== Instructions to follow ==
Write the data out again in full, with no departure from the original.

== Supplied information ==
• • •

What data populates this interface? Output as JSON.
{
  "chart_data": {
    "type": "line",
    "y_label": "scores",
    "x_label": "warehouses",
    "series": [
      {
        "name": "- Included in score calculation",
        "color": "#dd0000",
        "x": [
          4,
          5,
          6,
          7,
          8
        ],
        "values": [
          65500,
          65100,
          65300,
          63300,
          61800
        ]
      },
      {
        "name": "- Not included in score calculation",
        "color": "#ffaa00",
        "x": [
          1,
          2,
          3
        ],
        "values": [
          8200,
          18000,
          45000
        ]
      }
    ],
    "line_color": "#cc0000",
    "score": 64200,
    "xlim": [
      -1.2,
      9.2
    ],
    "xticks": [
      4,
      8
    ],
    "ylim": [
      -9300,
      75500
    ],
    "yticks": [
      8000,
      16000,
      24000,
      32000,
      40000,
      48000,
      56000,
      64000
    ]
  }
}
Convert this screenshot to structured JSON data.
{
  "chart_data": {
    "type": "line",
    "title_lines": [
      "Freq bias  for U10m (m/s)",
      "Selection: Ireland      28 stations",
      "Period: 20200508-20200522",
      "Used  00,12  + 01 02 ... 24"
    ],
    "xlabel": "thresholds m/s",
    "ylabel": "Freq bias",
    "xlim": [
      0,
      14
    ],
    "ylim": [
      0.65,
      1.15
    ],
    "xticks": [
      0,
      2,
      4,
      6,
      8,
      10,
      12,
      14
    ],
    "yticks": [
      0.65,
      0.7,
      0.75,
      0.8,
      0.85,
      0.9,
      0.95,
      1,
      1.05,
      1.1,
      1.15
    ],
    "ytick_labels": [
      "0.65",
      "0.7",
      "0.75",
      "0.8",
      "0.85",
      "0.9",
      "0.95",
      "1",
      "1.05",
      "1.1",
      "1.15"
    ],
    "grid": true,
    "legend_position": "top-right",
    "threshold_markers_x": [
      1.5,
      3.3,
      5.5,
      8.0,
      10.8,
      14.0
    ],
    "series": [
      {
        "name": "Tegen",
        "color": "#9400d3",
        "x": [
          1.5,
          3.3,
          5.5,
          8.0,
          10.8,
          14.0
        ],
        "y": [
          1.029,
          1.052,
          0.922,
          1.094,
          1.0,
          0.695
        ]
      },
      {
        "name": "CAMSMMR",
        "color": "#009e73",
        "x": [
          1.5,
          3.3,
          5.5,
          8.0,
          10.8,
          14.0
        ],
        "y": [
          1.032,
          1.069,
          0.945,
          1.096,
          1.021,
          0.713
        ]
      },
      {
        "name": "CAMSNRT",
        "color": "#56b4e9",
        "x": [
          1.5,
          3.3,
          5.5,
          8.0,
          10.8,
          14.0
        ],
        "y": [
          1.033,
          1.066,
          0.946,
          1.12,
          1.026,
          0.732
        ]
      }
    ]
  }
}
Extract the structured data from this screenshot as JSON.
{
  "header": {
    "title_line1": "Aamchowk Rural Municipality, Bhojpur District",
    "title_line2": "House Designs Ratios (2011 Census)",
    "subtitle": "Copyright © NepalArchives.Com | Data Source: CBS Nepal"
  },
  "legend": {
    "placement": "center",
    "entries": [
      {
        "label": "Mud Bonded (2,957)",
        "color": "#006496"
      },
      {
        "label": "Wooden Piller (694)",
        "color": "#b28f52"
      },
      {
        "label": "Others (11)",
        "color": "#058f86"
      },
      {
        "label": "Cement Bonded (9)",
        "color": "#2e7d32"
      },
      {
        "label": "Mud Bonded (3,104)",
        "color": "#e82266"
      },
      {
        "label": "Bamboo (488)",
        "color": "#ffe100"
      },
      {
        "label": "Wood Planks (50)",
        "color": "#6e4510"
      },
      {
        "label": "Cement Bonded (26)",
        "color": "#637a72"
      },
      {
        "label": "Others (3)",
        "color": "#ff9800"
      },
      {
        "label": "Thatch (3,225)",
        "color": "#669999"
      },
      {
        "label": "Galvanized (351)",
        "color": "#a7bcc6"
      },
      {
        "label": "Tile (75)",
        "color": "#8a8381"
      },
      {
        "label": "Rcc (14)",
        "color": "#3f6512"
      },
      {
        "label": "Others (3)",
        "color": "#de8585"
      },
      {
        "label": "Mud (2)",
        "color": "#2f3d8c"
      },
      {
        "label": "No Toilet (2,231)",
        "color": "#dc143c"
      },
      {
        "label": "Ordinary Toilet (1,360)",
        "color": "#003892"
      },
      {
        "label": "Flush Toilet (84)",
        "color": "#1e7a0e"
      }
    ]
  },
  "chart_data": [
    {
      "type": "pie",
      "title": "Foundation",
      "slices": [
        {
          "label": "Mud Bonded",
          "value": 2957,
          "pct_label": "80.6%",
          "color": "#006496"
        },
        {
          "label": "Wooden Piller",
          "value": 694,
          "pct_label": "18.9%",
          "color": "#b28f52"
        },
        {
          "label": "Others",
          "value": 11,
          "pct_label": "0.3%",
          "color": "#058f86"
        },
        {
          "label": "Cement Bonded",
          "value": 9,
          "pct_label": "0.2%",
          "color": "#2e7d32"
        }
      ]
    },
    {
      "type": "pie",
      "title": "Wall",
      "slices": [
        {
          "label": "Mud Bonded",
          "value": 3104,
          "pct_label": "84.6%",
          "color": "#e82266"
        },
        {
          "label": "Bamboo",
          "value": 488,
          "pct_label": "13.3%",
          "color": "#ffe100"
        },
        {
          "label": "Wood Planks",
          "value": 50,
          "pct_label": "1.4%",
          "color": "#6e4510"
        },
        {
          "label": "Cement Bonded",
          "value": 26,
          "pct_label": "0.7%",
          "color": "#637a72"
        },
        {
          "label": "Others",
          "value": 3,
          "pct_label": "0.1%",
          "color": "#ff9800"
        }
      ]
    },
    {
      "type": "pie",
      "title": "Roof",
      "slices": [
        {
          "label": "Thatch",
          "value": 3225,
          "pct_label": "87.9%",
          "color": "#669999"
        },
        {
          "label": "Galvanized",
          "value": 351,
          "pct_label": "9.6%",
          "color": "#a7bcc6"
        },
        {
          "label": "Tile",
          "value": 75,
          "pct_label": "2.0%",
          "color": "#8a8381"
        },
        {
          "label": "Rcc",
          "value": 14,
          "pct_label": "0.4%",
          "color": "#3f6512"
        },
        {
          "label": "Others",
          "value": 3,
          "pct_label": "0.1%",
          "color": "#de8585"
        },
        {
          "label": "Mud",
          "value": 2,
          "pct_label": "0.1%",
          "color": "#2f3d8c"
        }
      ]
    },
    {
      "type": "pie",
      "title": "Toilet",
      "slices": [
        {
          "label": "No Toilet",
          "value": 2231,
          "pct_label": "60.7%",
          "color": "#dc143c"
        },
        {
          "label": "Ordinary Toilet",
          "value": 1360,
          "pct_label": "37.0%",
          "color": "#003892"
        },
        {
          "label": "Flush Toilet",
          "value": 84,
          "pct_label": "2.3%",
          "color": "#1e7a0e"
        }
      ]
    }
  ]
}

• • •

== Answer ==
What data populates this interface? Output as JSON.
{
  "chart_data": {
    "type": "line",
    "y_label": "scores",
    "x_label": "warehouses",
    "series": [
      {
        "name": "- Included in score calculation",
        "color": "#dd0000",
        "x": [
          4,
          5,
          6,
          7,
          8
        ],
        "values": [
          65500,
          65100,
          65300,
          63300,
          61800
        ]
      },
      {
        "name": "- Not included in score calculation",
        "color": "#ffaa00",
        "x": [
          1,
          2,
          3
        ],
        "values": [
          8200,
          18000,
          45000
        ]
      }
    ],
    "line_color": "#cc0000",
    "score": 64200,
    "xlim": [
      -1.2,
      9.2
    ],
    "xticks": [
      4,
      8
    ],
    "ylim": [
      -9300,
      75500
    ],
    "yticks": [
      8000,
      16000,
      24000,
      32000,
      40000,
      48000,
      56000,
      64000
    ]
  }
}
Convert this screenshot to structured JSON data.
{
  "chart_data": {
    "type": "line",
    "title_lines": [
      "Freq bias  for U10m (m/s)",
      "Selection: Ireland      28 stations",
      "Period: 20200508-20200522",
      "Used  00,12  + 01 02 ... 24"
    ],
    "xlabel": "thresholds m/s",
    "ylabel": "Freq bias",
    "xlim": [
      0,
      14
    ],
    "ylim": [
      0.65,
      1.15
    ],
    "xticks": [
      0,
      2,
      4,
      6,
      8,
      10,
      12,
      14
    ],
    "yticks": [
      0.65,
      0.7,
      0.75,
      0.8,
      0.85,
      0.9,
      0.95,
      1,
      1.05,
      1.1,
      1.15
    ],
    "ytick_labels": [
      "0.65",
      "0.7",
      "0.75",
      "0.8",
      "0.85",
      "0.9",
      "0.95",
      "1",
      "1.05",
      "1.1",
      "1.15"
    ],
    "grid": true,
    "legend_position": "top-right",
    "threshold_markers_x": [
      1.5,
      3.3,
      5.5,
      8.0,
      10.8,
      14.0
    ],
    "series": [
      {
        "name": "Tegen",
        "color": "#9400d3",
        "x": [
          1.5,
          3.3,
          5.5,
          8.0,
          10.8,
          14.0
        ],
        "y": [
          1.029,
          1.052,
          0.922,
          1.094,
          1.0,
          0.695
        ]
      },
      {
        "name": "CAMSMMR",
        "color": "#009e73",
        "x": [
          1.5,
          3.3,
          5.5,
          8.0,
          10.8,
          14.0
        ],
        "y": [
          1.032,
          1.069,
          0.945,
          1.096,
          1.021,
          0.713
        ]
      },
      {
        "name": "CAMSNRT",
        "color": "#56b4e9",
        "x": [
          1.5,
          3.3,
          5.5,
          8.0,
          10.8,
          14.0
        ],
        "y": [
          1.033,
          1.066,
          0.946,
          1.12,
          1.026,
          0.732
        ]
      }
    ]
  }
}
Extract the structured data from this screenshot as JSON.
{
  "header": {
    "title_line1": "Aamchowk Rural Municipality, Bhojpur District",
    "title_line2": "House Designs Ratios (2011 Census)",
    "subtitle": "Copyright © NepalArchives.Com | Data Source: CBS Nepal"
  },
  "legend": {
    "placement": "center",
    "entries": [
      {
        "label": "Mud Bonded (2,957)",
        "color": "#006496"
      },
      {
        "label": "Wooden Piller (694)",
        "color": "#b28f52"
      },
      {
        "label": "Others (11)",
        "color": "#058f86"
      },
      {
        "label": "Cement Bonded (9)",
        "color": "#2e7d32"
      },
      {
        "label": "Mud Bonded (3,104)",
        "color": "#e82266"
      },
      {
        "label": "Bamboo (488)",
        "color": "#ffe100"
      },
      {
        "label": "Wood Planks (50)",
        "color": "#6e4510"
      },
      {
        "label": "Cement Bonded (26)",
        "color": "#637a72"
      },
      {
        "label": "Others (3)",
        "color": "#ff9800"
      },
      {
        "label": "Thatch (3,225)",
        "color": "#669999"
      },
      {
        "label": "Galvanized (351)",
        "color": "#a7bcc6"
      },
      {
        "label": "Tile (75)",
        "color": "#8a8381"
      },
      {
        "label": "Rcc (14)",
        "color": "#3f6512"
      },
      {
        "label": "Others (3)",
        "color": "#de8585"
      },
      {
        "label": "Mud (2)",
        "color": "#2f3d8c"
      },
      {
        "label": "No Toilet (2,231)",
        "color": "#dc143c"
      },
      {
        "label": "Ordinary Toilet (1,360)",
        "color": "#003892"
      },
      {
        "label": "Flush Toilet (84)",
        "color": "#1e7a0e"
      }
    ]
  },
  "chart_data": [
    {
      "type": "pie",
      "title": "Foundation",
      "slices": [
        {
          "label": "Mud Bonded",
          "value": 2957,
          "pct_label": "80.6%",
          "color": "#006496"
        },
        {
          "label": "Wooden Piller",
          "value": 694,
          "pct_label": "18.9%",
          "color": "#b28f52"
        },
        {
          "label": "Others",
          "value": 11,
          "pct_label": "0.3%",
          "color": "#058f86"
        },
        {
          "label": "Cement Bonded",
          "value": 9,
          "pct_label": "0.2%",
          "color": "#2e7d32"
        }
      ]
    },
    {
      "type": "pie",
      "title": "Wall",
      "slices": [
        {
          "label": "Mud Bonded",
          "value": 3104,
          "pct_label": "84.6%",
          "color": "#e82266"
        },
        {
          "label": "Bamboo",
          "value": 488,
          "pct_label": "13.3%",
          "color": "#ffe100"
        },
        {
          "label": "Wood Planks",
          "value": 50,
          "pct_label": "1.4%",
          "color": "#6e4510"
        },
        {
          "label": "Cement Bonded",
          "value": 26,
          "pct_label": "0.7%",
          "color": "#637a72"
        },
        {
          "label": "Others",
          "value": 3,
          "pct_label": "0.1%",
          "color": "#ff9800"
        }
      ]
    },
    {
      "type": "pie",
      "title": "Roof",
      "slices": [
        {
          "label": "Thatch",
          "value": 3225,
          "pct_label": "87.9%",
          "color": "#669999"
        },
        {
          "label": "Galvanized",
          "value": 351,
          "pct_label": "9.6%",
          "color": "#a7bcc6"
        },
        {
          "label": "Tile",
          "value": 75,
          "pct_label": "2.0%",
          "color": "#8a8381"
        },
        {
          "label": "Rcc",
          "value": 14,
          "pct_label": "0.4%",
          "color": "#3f6512"
        },
        {
          "label": "Others",
          "value": 3,
          "pct_label": "0.1%",
          "color": "#de8585"
        },
        {
          "label": "Mud",
          "value": 2,
          "pct_label": "0.1%",
          "color": "#2f3d8c"
        }
      ]
    },
    {
      "type": "pie",
      "title": "Toilet",
      "slices": [
        {
          "label": "No Toilet",
          "value": 2231,
          "pct_label": "60.7%",
          "color": "#dc143c"
        },
        {
          "label": "Ordinary Toilet",
          "value": 1360,
          "pct_label": "37.0%",
          "color": "#003892"
        },
        {
          "label": "Flush Toilet",
          "value": 84,
          "pct_label": "2.3%",
          "color": "#1e7a0e"
        }
      ]
    }
  ]
}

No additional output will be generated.